Only the number is wanted: how many lines contain the string "after"?
----- Data for processing -----
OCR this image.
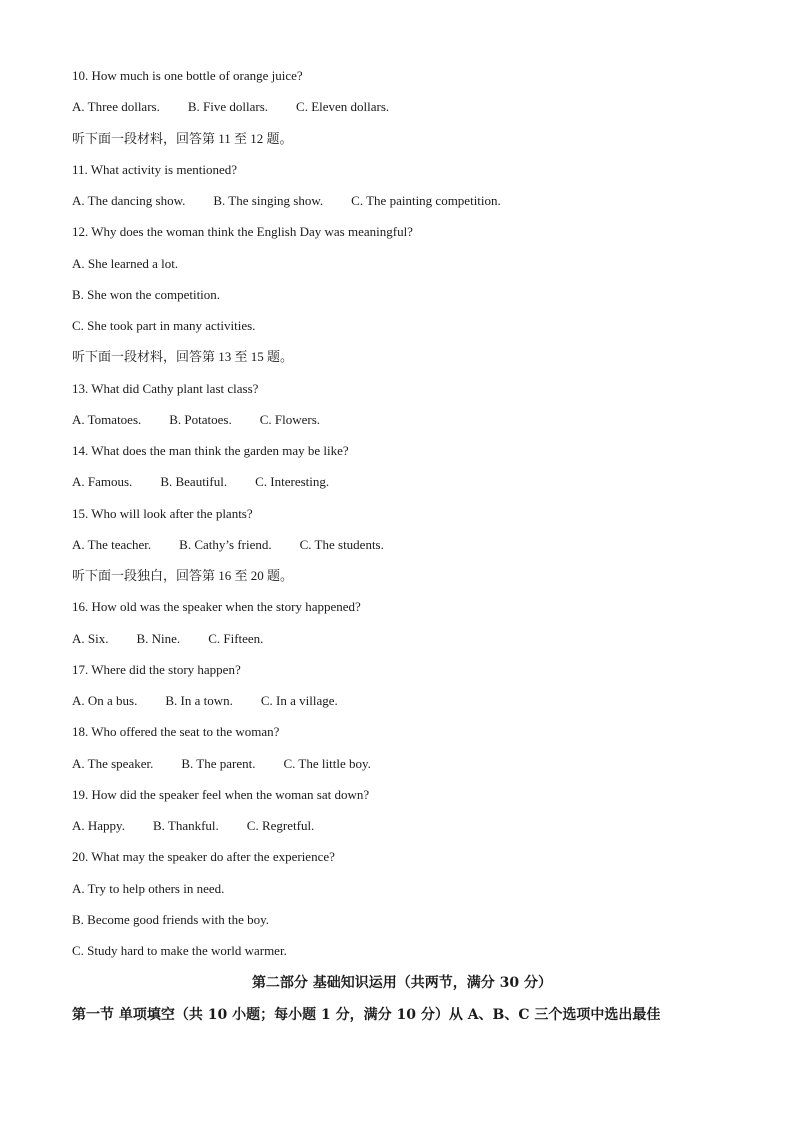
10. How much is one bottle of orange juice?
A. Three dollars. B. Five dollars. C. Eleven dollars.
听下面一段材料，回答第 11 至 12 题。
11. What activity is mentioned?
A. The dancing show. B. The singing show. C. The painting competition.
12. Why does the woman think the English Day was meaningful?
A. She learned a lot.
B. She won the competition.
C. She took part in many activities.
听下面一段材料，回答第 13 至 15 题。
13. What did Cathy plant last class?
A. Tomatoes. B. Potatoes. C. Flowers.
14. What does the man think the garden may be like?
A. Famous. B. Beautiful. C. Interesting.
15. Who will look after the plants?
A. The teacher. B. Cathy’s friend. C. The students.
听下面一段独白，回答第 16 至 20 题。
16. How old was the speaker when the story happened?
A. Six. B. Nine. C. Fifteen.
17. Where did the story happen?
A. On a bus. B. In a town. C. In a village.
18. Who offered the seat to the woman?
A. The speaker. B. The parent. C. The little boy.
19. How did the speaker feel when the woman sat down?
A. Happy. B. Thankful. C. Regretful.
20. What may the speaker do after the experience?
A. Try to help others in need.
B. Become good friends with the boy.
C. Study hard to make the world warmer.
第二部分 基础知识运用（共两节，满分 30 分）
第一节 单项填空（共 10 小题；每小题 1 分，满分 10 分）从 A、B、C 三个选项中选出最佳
-----
* Full response:
2